(Dataset entries)

━━━━━━━━━━━━━━━━━━━━

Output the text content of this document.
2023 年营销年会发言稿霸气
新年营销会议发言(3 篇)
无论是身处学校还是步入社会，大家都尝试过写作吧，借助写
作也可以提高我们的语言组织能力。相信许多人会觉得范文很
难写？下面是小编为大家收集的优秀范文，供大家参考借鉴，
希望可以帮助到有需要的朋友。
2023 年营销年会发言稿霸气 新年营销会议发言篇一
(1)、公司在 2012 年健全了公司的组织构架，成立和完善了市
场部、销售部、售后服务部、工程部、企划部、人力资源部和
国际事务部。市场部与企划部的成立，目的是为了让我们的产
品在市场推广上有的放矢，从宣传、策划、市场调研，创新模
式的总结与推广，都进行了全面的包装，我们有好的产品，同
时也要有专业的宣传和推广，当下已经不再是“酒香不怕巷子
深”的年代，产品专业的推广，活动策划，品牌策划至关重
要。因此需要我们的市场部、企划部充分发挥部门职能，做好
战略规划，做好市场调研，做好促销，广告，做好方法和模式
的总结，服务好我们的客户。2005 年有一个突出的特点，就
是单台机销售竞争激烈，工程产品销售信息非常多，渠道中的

━━━━━━━━━━━━━━━━━━━━

Challenge → Using the data above, repeat every line exactly.

Output of the exercise →
Output the text content of this document.
2023 年营销年会发言稿霸气
新年营销会议发言(3 篇)
无论是身处学校还是步入社会，大家都尝试过写作吧，借助写
作也可以提高我们的语言组织能力。相信许多人会觉得范文很
难写？下面是小编为大家收集的优秀范文，供大家参考借鉴，
希望可以帮助到有需要的朋友。
2023 年营销年会发言稿霸气 新年营销会议发言篇一
(1)、公司在 2012 年健全了公司的组织构架，成立和完善了市
场部、销售部、售后服务部、工程部、企划部、人力资源部和
国际事务部。市场部与企划部的成立，目的是为了让我们的产
品在市场推广上有的放矢，从宣传、策划、市场调研，创新模
式的总结与推广，都进行了全面的包装，我们有好的产品，同
时也要有专业的宣传和推广，当下已经不再是“酒香不怕巷子
深”的年代，产品专业的推广，活动策划，品牌策划至关重
要。因此需要我们的市场部、企划部充分发挥部门职能，做好
战略规划，做好市场调研，做好促销，广告，做好方法和模式
的总结，服务好我们的客户。2005 年有一个突出的特点，就
是单台机销售竞争激烈，工程产品销售信息非常多，渠道中的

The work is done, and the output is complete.